RECORDS FOR PROCESSING »
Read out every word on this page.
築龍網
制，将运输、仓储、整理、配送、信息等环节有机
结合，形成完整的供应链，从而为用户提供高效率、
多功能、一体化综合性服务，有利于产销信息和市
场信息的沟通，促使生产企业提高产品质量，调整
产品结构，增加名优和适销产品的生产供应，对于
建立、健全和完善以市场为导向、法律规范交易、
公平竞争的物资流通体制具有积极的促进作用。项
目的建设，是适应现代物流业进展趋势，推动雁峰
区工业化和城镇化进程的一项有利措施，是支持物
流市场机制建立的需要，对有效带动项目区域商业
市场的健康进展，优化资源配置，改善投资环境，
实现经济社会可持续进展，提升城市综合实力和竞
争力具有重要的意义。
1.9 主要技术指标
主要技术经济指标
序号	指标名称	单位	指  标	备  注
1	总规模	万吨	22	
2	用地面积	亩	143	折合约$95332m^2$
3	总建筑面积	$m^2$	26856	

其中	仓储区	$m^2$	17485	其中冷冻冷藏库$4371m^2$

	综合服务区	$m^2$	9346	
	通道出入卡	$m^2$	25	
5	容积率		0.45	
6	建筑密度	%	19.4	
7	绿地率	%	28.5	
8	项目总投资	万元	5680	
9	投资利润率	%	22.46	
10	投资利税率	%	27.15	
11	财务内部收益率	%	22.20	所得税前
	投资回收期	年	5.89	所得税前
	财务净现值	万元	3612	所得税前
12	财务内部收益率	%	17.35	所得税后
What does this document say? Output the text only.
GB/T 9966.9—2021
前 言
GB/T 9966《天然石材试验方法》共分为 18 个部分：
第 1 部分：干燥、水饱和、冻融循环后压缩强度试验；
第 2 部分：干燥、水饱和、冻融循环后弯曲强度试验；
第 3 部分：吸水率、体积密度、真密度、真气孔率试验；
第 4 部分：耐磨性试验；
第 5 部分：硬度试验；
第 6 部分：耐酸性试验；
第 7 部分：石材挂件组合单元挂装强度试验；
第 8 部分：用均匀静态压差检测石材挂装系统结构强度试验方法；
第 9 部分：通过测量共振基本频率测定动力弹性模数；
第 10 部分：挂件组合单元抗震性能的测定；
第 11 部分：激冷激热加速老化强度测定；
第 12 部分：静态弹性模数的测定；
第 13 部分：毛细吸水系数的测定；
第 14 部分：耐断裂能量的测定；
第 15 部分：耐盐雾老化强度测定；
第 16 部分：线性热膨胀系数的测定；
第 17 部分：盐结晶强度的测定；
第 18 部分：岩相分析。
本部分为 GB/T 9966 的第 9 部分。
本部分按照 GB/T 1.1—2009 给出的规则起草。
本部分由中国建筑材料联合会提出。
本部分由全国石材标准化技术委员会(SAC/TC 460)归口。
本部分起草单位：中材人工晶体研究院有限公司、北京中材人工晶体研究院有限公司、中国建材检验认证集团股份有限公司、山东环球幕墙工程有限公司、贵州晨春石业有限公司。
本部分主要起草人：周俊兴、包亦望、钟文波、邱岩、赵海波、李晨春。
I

INSTRUCTIONS FOR THE TASK »
Filter the entries above down to the lines containing the word "财务内部收益率".

ANSWER TO THIS PROBLEM »
11	财务内部收益率	%	22.20	所得税前
12	财务内部收益率	%	17.35	所得税后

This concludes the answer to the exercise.